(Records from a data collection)
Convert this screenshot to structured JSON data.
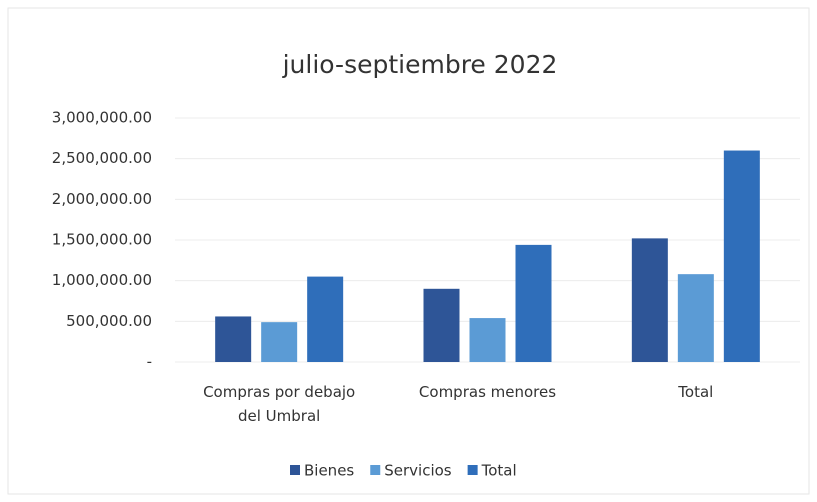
{
  "chart_data": {
    "type": "bar",
    "title": "julio-septiembre 2022",
    "categories": [
      "Compras por debajo del Umbral",
      "Compras menores",
      "Total"
    ],
    "series": [
      {
        "name": "Bienes",
        "color": "#2e5597",
        "values": [
          560000,
          900000,
          1520000
        ]
      },
      {
        "name": "Servicios",
        "color": "#5b9bd5",
        "values": [
          490000,
          540000,
          1080000
        ]
      },
      {
        "name": "Total",
        "color": "#2f6eba",
        "values": [
          1050000,
          1440000,
          2600000
        ]
      }
    ],
    "ylim": [
      0,
      3000000
    ],
    "yticks": [
      {
        "value": 0,
        "label": "-"
      },
      {
        "value": 500000,
        "label": "500,000.00"
      },
      {
        "value": 1000000,
        "label": "1,000,000.00"
      },
      {
        "value": 1500000,
        "label": "1,500,000.00"
      },
      {
        "value": 2000000,
        "label": "2,000,000.00"
      },
      {
        "value": 2500000,
        "label": "2,500,000.00"
      },
      {
        "value": 3000000,
        "label": "3,000,000.00"
      }
    ],
    "grid": true,
    "legend": "bottom"
  }
}
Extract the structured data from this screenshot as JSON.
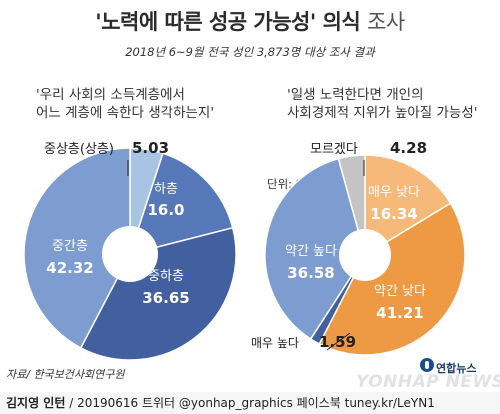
{
  "title_main": "'노력에 따른 성공 가능성' 의식",
  "title_suffix": "조사",
  "subtitle": "2018년 6~9월 전국 성인 3,873명 대상 조사 결과",
  "unit_label": "단위: %",
  "source": "자료/ 한국보건사회연구원",
  "credit_author": "김지영 인턴",
  "credit_rest": " / 20190616 트위터 @yonhap_graphics  페이스북 tuney.kr/LeYN1",
  "logo_ko": "연합뉴스",
  "logo_en": "YONHAP NEWS",
  "colors": {
    "light_blue": "#a9c4e3",
    "mid_blue": "#7d9dd0",
    "blue": "#5677b8",
    "dark_blue": "#42609f",
    "light_orange": "#f6b97a",
    "orange": "#ee9a45",
    "light_gray": "#c4c4c4",
    "bg_gray": "#f6f6f6",
    "white": "#ffffff"
  },
  "chart_data": [
    {
      "type": "pie",
      "title": "'우리 사회의 소득계층에서\n어느 계층에 속한다 생각하는지'",
      "question_lines": [
        "'우리 사회의 소득계층에서",
        "어느 계층에 속한다 생각하는지'"
      ],
      "slices": [
        {
          "label": "중상층(상층)",
          "value": 5.03,
          "color": "light_blue",
          "label_position": "outside"
        },
        {
          "label": "하층",
          "value": 16.0,
          "value_text": "16.0",
          "color": "blue",
          "label_position": "inside"
        },
        {
          "label": "중하층",
          "value": 36.65,
          "color": "dark_blue",
          "label_position": "inside"
        },
        {
          "label": "중간층",
          "value": 42.32,
          "color": "mid_blue",
          "label_position": "inside"
        }
      ]
    },
    {
      "type": "pie",
      "title": "'일생 노력한다면 개인의\n사회경제적 지위가 높아질 가능성'",
      "question_lines": [
        "'일생 노력한다면 개인의",
        "사회경제적 지위가 높아질 가능성'"
      ],
      "slices": [
        {
          "label": "매우 낮다",
          "value": 16.34,
          "color": "light_orange",
          "label_position": "inside"
        },
        {
          "label": "약간 낮다",
          "value": 41.21,
          "color": "orange",
          "label_position": "inside"
        },
        {
          "label": "매우 높다",
          "value": 1.59,
          "color": "dark_blue",
          "label_position": "outside"
        },
        {
          "label": "약간 높다",
          "value": 36.58,
          "color": "mid_blue",
          "label_position": "inside"
        },
        {
          "label": "모르겠다",
          "value": 4.28,
          "color": "light_gray",
          "label_position": "outside"
        }
      ]
    }
  ]
}
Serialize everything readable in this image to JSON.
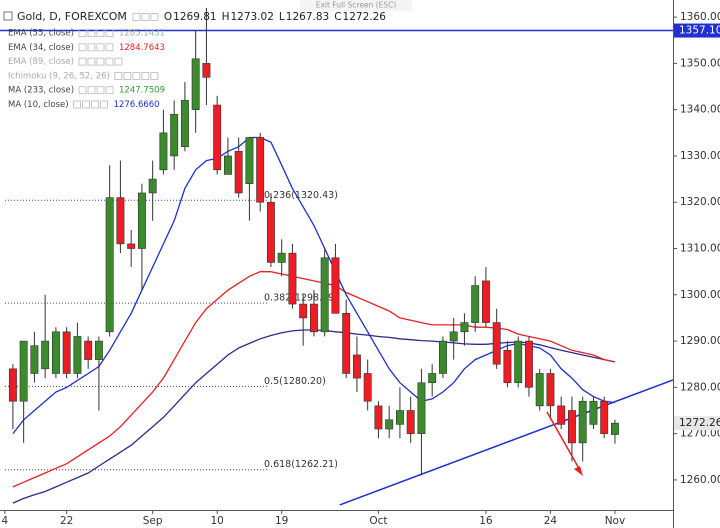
{
  "overlay": {
    "text": "Exit Full Screen (ESC)"
  },
  "chart_data": {
    "type": "candlestick",
    "title": "Gold, D, FOREXCOM",
    "ohlc_letters": [
      "O",
      "H",
      "L",
      "C"
    ],
    "xlim": [
      -1.2,
      61.4
    ],
    "xticks": [
      {
        "value": -0.75,
        "label": "4"
      },
      {
        "value": 5,
        "label": "22"
      },
      {
        "value": 13,
        "label": "Sep"
      },
      {
        "value": 19,
        "label": "10"
      },
      {
        "value": 25,
        "label": "19"
      },
      {
        "value": 34,
        "label": "Oct"
      },
      {
        "value": 44,
        "label": "16"
      },
      {
        "value": 50,
        "label": "24"
      },
      {
        "value": 56,
        "label": "Nov"
      }
    ],
    "ylim": [
      1253.5,
      1363.7
    ],
    "yticks": [
      {
        "value": 1260,
        "label": "1260.00"
      },
      {
        "value": 1270,
        "label": "1270.00"
      },
      {
        "value": 1280,
        "label": "1280.00"
      },
      {
        "value": 1290,
        "label": "1290.00"
      },
      {
        "value": 1300,
        "label": "1300.00"
      },
      {
        "value": 1310,
        "label": "1310.00"
      },
      {
        "value": 1320,
        "label": "1320.00"
      },
      {
        "value": 1330,
        "label": "1330.00"
      },
      {
        "value": 1340,
        "label": "1340.00"
      },
      {
        "value": 1350,
        "label": "1350.00"
      },
      {
        "value": 1360,
        "label": "1360.00"
      }
    ],
    "up_color": "#3b8a2c",
    "down_color": "#ee1c24",
    "open": [
      1284,
      1277,
      1283,
      1284,
      1283,
      1292,
      1283,
      1290,
      1286,
      1292,
      1321,
      1311,
      1310,
      1322,
      1327,
      1330,
      1332,
      1340,
      1350,
      1341,
      1326,
      1331,
      1324,
      1334,
      1320,
      1307,
      1309,
      1298,
      1298,
      1292,
      1308,
      1296,
      1287,
      1283,
      1276,
      1271,
      1272,
      1275,
      1270,
      1281,
      1283,
      1290,
      1292,
      1294,
      1303,
      1294,
      1288,
      1281,
      1290,
      1276,
      1283,
      1276,
      1275,
      1268,
      1272,
      1277,
      1269.81
    ],
    "high": [
      1285,
      1290,
      1292,
      1300,
      1293,
      1293,
      1294,
      1291,
      1291,
      1328,
      1329,
      1314,
      1324,
      1329,
      1340,
      1342,
      1346,
      1357,
      1362,
      1343,
      1334,
      1334,
      1334,
      1335,
      1322,
      1312,
      1311,
      1300,
      1301,
      1310,
      1311,
      1299,
      1291,
      1286,
      1277,
      1276,
      1280,
      1278,
      1284,
      1285,
      1291,
      1295,
      1296,
      1304,
      1306,
      1297,
      1290,
      1291,
      1291,
      1284,
      1284,
      1278,
      1278,
      1278,
      1278,
      1278,
      1273.02
    ],
    "low": [
      1271,
      1268,
      1281,
      1282,
      1282,
      1282,
      1282,
      1284,
      1275,
      1291,
      1309,
      1306,
      1301,
      1316,
      1326,
      1327,
      1331,
      1335,
      1341,
      1326,
      1326,
      1321,
      1316,
      1318,
      1306,
      1304,
      1297,
      1289,
      1291,
      1291,
      1296,
      1282,
      1279,
      1275,
      1269,
      1269,
      1269,
      1268,
      1261,
      1278,
      1282,
      1286,
      1289,
      1292,
      1293,
      1284,
      1280,
      1280,
      1278,
      1275,
      1273,
      1271,
      1264,
      1264,
      1271,
      1269,
      1267.83
    ],
    "close": [
      1277,
      1290,
      1289,
      1290,
      1292,
      1283,
      1291,
      1286,
      1290,
      1321,
      1311,
      1310,
      1322,
      1325,
      1335,
      1339,
      1342,
      1351,
      1347,
      1327,
      1330,
      1322,
      1334,
      1320,
      1307,
      1309,
      1298,
      1295,
      1292,
      1308,
      1296,
      1283,
      1282,
      1277,
      1271,
      1273,
      1275,
      1270,
      1281,
      1283,
      1290,
      1292,
      1294,
      1302,
      1294,
      1285,
      1281,
      1290,
      1280,
      1283,
      1276,
      1272,
      1268,
      1277,
      1277,
      1270,
      1272.26
    ],
    "indicators": [
      {
        "name": "EMA (55, close)",
        "color": "#2b2b8c",
        "value_label": "1285.1431",
        "visible": true,
        "values": [
          1255,
          1256,
          1256.8,
          1257.5,
          1258.5,
          1259.5,
          1260.5,
          1261.5,
          1263,
          1264.5,
          1266,
          1267.5,
          1269.5,
          1271.5,
          1273.5,
          1276,
          1278.5,
          1281,
          1283,
          1285,
          1287,
          1288.5,
          1289.5,
          1290.5,
          1291.2,
          1291.8,
          1292.2,
          1292.4,
          1292.4,
          1292.3,
          1292,
          1291.8,
          1291.5,
          1291.3,
          1291,
          1290.8,
          1290.5,
          1290.3,
          1290.1,
          1290,
          1289.8,
          1289.6,
          1289.4,
          1289.3,
          1289.3,
          1289.5,
          1289.7,
          1289.8,
          1289.6,
          1289.2,
          1288.6,
          1288,
          1287.5,
          1287,
          1286.5,
          1286,
          1285.5
        ]
      },
      {
        "name": "EMA (34, close)",
        "color": "#e82020",
        "value_label": "1284.7643",
        "visible": true,
        "values": [
          1258.5,
          1259.5,
          1260.5,
          1261.5,
          1262.5,
          1263.5,
          1265,
          1266.5,
          1268,
          1269.5,
          1271.5,
          1274,
          1276.5,
          1279,
          1282,
          1286,
          1290,
          1294,
          1297,
          1299,
          1301,
          1302.5,
          1304,
          1305,
          1305,
          1304.5,
          1304,
          1303.5,
          1303,
          1302.5,
          1302,
          1300.5,
          1299.5,
          1298.5,
          1297.5,
          1296.5,
          1295,
          1294.5,
          1294,
          1293.5,
          1293.5,
          1293.5,
          1293.5,
          1293,
          1293,
          1292.8,
          1292.5,
          1291.5,
          1291,
          1290.5,
          1290,
          1289,
          1288,
          1287.5,
          1287,
          1286,
          1285.5
        ]
      },
      {
        "name": "EMA (89, close)",
        "color": "#9aa0a8",
        "visible": false
      },
      {
        "name": "Ichimoku (9, 26, 52, 26)",
        "color": "#9aa0a8",
        "visible": false
      },
      {
        "name": "MA (233, close)",
        "color": "#2ca02c",
        "value_label": "1247.7509",
        "visible": true
      },
      {
        "name": "MA (10, close)",
        "color": "#1f2fd0",
        "value_label": "1276.6660",
        "visible": true,
        "values": [
          1270,
          1273,
          1275,
          1277,
          1279,
          1280,
          1281.5,
          1283,
          1284.5,
          1288,
          1292,
          1296,
          1301,
          1306,
          1311,
          1316,
          1323,
          1327,
          1329,
          1329.5,
          1331,
          1332,
          1334,
          1334,
          1333,
          1328,
          1323,
          1319,
          1315,
          1310,
          1305,
          1300,
          1296,
          1292,
          1288,
          1284,
          1281,
          1279,
          1277,
          1277.5,
          1279,
          1281,
          1284,
          1286,
          1287,
          1288,
          1289,
          1289.5,
          1289,
          1288.5,
          1287,
          1284,
          1282,
          1279.5,
          1278,
          1277,
          1276.7
        ]
      }
    ],
    "fib_levels": [
      {
        "value": 1320.43,
        "label": "0.236(1320.43)"
      },
      {
        "value": 1298.19,
        "label": "0.382(1298.19)"
      },
      {
        "value": 1280.2,
        "label": "0.5(1280.20)"
      },
      {
        "value": 1262.21,
        "label": "0.618(1262.21)"
      }
    ],
    "fib_color": "#3344cc",
    "hline": {
      "value": 1357.1,
      "label": "1357.10",
      "color": "#1f2fd0"
    },
    "trendline": {
      "x": [
        30.4,
        61.4
      ],
      "values": [
        1254.6,
        1281.6
      ],
      "color": "#1f2fd0"
    }
  }
}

**What is required**
Say how many lines include the word "Compras"; reply with the number alone.

**Response to this task**
2